▶ **EXERCISE INSTRUCTIONS**
Can you output the material exactly as written, minus any pictures it holds?

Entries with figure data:
------------------------------

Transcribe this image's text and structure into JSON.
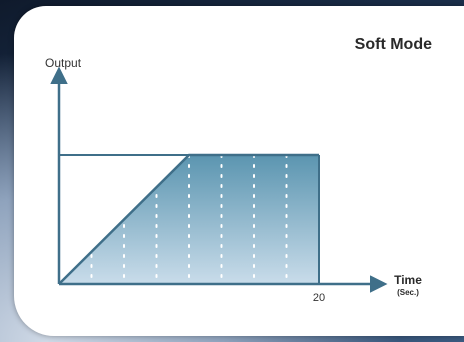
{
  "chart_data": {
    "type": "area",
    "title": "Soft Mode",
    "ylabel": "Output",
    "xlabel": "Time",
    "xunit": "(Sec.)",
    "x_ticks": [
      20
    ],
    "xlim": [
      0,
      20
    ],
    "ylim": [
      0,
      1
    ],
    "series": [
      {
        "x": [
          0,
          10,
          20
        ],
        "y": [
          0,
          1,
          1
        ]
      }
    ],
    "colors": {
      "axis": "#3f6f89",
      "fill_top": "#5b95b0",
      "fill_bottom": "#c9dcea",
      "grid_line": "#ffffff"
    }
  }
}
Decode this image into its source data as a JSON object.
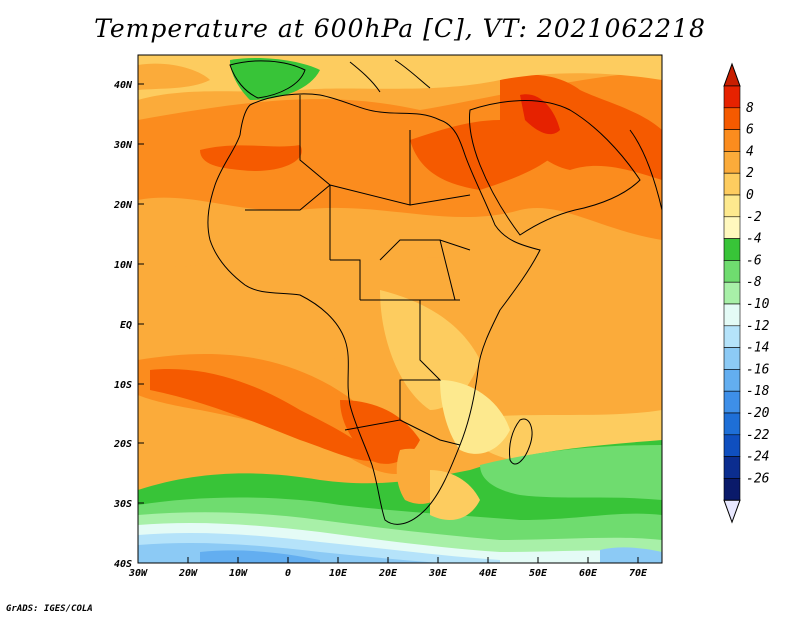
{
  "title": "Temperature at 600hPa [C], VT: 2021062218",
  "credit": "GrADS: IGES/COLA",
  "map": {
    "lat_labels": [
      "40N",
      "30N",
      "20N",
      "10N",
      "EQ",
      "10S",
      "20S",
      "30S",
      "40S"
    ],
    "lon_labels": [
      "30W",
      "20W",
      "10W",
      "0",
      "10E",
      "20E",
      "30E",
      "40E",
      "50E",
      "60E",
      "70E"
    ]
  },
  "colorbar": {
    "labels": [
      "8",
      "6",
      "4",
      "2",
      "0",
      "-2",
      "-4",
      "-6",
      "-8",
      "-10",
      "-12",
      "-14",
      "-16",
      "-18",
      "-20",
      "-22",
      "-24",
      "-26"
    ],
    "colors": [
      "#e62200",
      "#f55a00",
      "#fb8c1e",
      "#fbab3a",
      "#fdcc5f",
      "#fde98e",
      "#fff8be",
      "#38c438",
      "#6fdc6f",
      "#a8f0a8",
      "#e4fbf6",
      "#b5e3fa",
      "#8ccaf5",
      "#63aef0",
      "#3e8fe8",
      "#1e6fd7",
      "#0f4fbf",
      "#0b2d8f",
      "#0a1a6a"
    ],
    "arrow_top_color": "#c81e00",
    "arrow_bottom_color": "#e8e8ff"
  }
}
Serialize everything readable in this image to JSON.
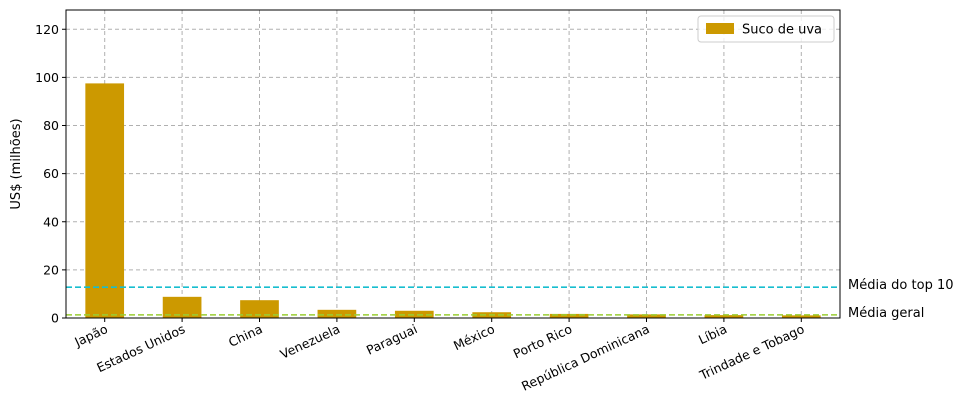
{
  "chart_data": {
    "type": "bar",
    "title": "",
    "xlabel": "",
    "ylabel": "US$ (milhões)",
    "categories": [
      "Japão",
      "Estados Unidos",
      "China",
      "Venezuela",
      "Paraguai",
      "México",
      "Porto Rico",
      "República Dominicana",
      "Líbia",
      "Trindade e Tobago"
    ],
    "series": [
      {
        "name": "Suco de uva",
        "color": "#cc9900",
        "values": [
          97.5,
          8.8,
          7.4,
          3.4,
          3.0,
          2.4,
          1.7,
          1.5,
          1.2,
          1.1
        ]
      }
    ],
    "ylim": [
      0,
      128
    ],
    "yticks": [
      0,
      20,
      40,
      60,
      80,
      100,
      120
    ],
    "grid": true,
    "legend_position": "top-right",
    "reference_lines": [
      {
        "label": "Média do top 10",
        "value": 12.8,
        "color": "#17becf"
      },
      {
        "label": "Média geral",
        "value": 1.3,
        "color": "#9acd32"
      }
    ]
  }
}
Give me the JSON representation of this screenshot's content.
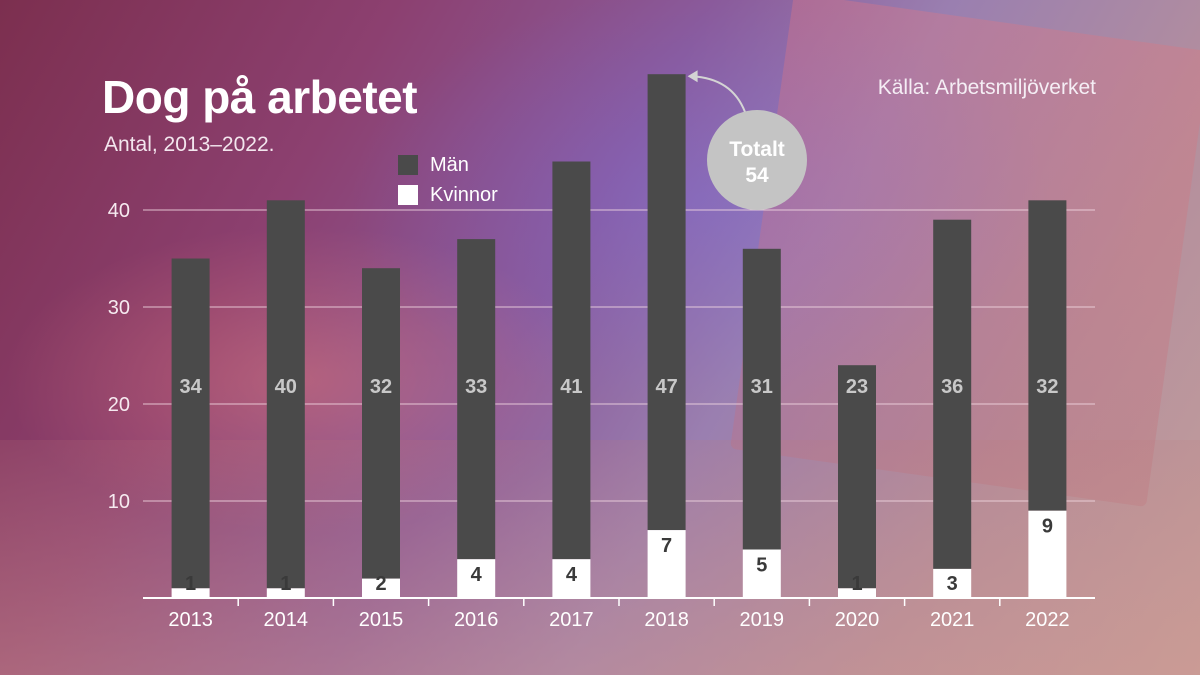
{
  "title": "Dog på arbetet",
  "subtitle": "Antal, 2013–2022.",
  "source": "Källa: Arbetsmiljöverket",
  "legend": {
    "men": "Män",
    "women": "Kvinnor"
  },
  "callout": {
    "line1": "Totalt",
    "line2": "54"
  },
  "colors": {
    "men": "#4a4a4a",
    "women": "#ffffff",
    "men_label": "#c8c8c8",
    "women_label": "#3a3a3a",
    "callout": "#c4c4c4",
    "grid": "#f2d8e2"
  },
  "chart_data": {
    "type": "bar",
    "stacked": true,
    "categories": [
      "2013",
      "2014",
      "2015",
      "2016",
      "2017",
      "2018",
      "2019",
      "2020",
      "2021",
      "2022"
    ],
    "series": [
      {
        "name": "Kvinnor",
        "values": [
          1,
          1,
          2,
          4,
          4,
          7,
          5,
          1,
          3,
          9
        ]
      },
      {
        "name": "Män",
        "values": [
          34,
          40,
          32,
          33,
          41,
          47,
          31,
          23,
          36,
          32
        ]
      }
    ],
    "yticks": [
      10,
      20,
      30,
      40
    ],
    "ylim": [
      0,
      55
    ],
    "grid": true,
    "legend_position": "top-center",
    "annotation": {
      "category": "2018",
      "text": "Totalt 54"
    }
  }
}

------------------------------

▶ **REPLY**
Transcribe this image's text and structure into JSON.
{
  "chart_data": {
    "type": "area",
    "title": "Soft Mode",
    "ylabel": "Output",
    "xlabel": "Time",
    "xunit": "(Sec.)",
    "x_ticks": [
      20
    ],
    "xlim": [
      0,
      20
    ],
    "ylim": [
      0,
      1
    ],
    "series": [
      {
        "x": [
          0,
          10,
          20
        ],
        "y": [
          0,
          1,
          1
        ]
      }
    ],
    "colors": {
      "axis": "#3f6f89",
      "fill_top": "#5b95b0",
      "fill_bottom": "#c9dcea",
      "grid_line": "#ffffff"
    }
  }
}
Decode this image into its source data as a JSON object.
{
  "title": "Temperature at 600hPa [C], VT: 2021062218",
  "credit": "GrADS: IGES/COLA",
  "map": {
    "lat_labels": [
      "40N",
      "30N",
      "20N",
      "10N",
      "EQ",
      "10S",
      "20S",
      "30S",
      "40S"
    ],
    "lon_labels": [
      "30W",
      "20W",
      "10W",
      "0",
      "10E",
      "20E",
      "30E",
      "40E",
      "50E",
      "60E",
      "70E"
    ]
  },
  "colorbar": {
    "labels": [
      "8",
      "6",
      "4",
      "2",
      "0",
      "-2",
      "-4",
      "-6",
      "-8",
      "-10",
      "-12",
      "-14",
      "-16",
      "-18",
      "-20",
      "-22",
      "-24",
      "-26"
    ],
    "colors": [
      "#e62200",
      "#f55a00",
      "#fb8c1e",
      "#fbab3a",
      "#fdcc5f",
      "#fde98e",
      "#fff8be",
      "#38c438",
      "#6fdc6f",
      "#a8f0a8",
      "#e4fbf6",
      "#b5e3fa",
      "#8ccaf5",
      "#63aef0",
      "#3e8fe8",
      "#1e6fd7",
      "#0f4fbf",
      "#0b2d8f",
      "#0a1a6a"
    ],
    "arrow_top_color": "#c81e00",
    "arrow_bottom_color": "#e8e8ff"
  }
}
Serialize everything readable in this image to JSON.
{
  "chart_data": {
    "type": "bar",
    "title": "",
    "xlabel": "",
    "ylabel": "US$ (milhões)",
    "categories": [
      "Japão",
      "Estados Unidos",
      "China",
      "Venezuela",
      "Paraguai",
      "México",
      "Porto Rico",
      "República Dominicana",
      "Líbia",
      "Trindade e Tobago"
    ],
    "series": [
      {
        "name": "Suco de uva",
        "color": "#cc9900",
        "values": [
          97.5,
          8.8,
          7.4,
          3.4,
          3.0,
          2.4,
          1.7,
          1.5,
          1.2,
          1.1
        ]
      }
    ],
    "ylim": [
      0,
      128
    ],
    "yticks": [
      0,
      20,
      40,
      60,
      80,
      100,
      120
    ],
    "grid": true,
    "legend_position": "top-right",
    "reference_lines": [
      {
        "label": "Média do top 10",
        "value": 12.8,
        "color": "#17becf"
      },
      {
        "label": "Média geral",
        "value": 1.3,
        "color": "#9acd32"
      }
    ]
  }
}
Give me the JSON representation of this screenshot's content.
{
  "title": "Dog på arbetet",
  "subtitle": "Antal, 2013–2022.",
  "source": "Källa: Arbetsmiljöverket",
  "legend": {
    "men": "Män",
    "women": "Kvinnor"
  },
  "callout": {
    "line1": "Totalt",
    "line2": "54"
  },
  "colors": {
    "men": "#4a4a4a",
    "women": "#ffffff",
    "men_label": "#c8c8c8",
    "women_label": "#3a3a3a",
    "callout": "#c4c4c4",
    "grid": "#f2d8e2"
  },
  "chart_data": {
    "type": "bar",
    "stacked": true,
    "categories": [
      "2013",
      "2014",
      "2015",
      "2016",
      "2017",
      "2018",
      "2019",
      "2020",
      "2021",
      "2022"
    ],
    "series": [
      {
        "name": "Kvinnor",
        "values": [
          1,
          1,
          2,
          4,
          4,
          7,
          5,
          1,
          3,
          9
        ]
      },
      {
        "name": "Män",
        "values": [
          34,
          40,
          32,
          33,
          41,
          47,
          31,
          23,
          36,
          32
        ]
      }
    ],
    "yticks": [
      10,
      20,
      30,
      40
    ],
    "ylim": [
      0,
      55
    ],
    "grid": true,
    "legend_position": "top-center",
    "annotation": {
      "category": "2018",
      "text": "Totalt 54"
    }
  }
}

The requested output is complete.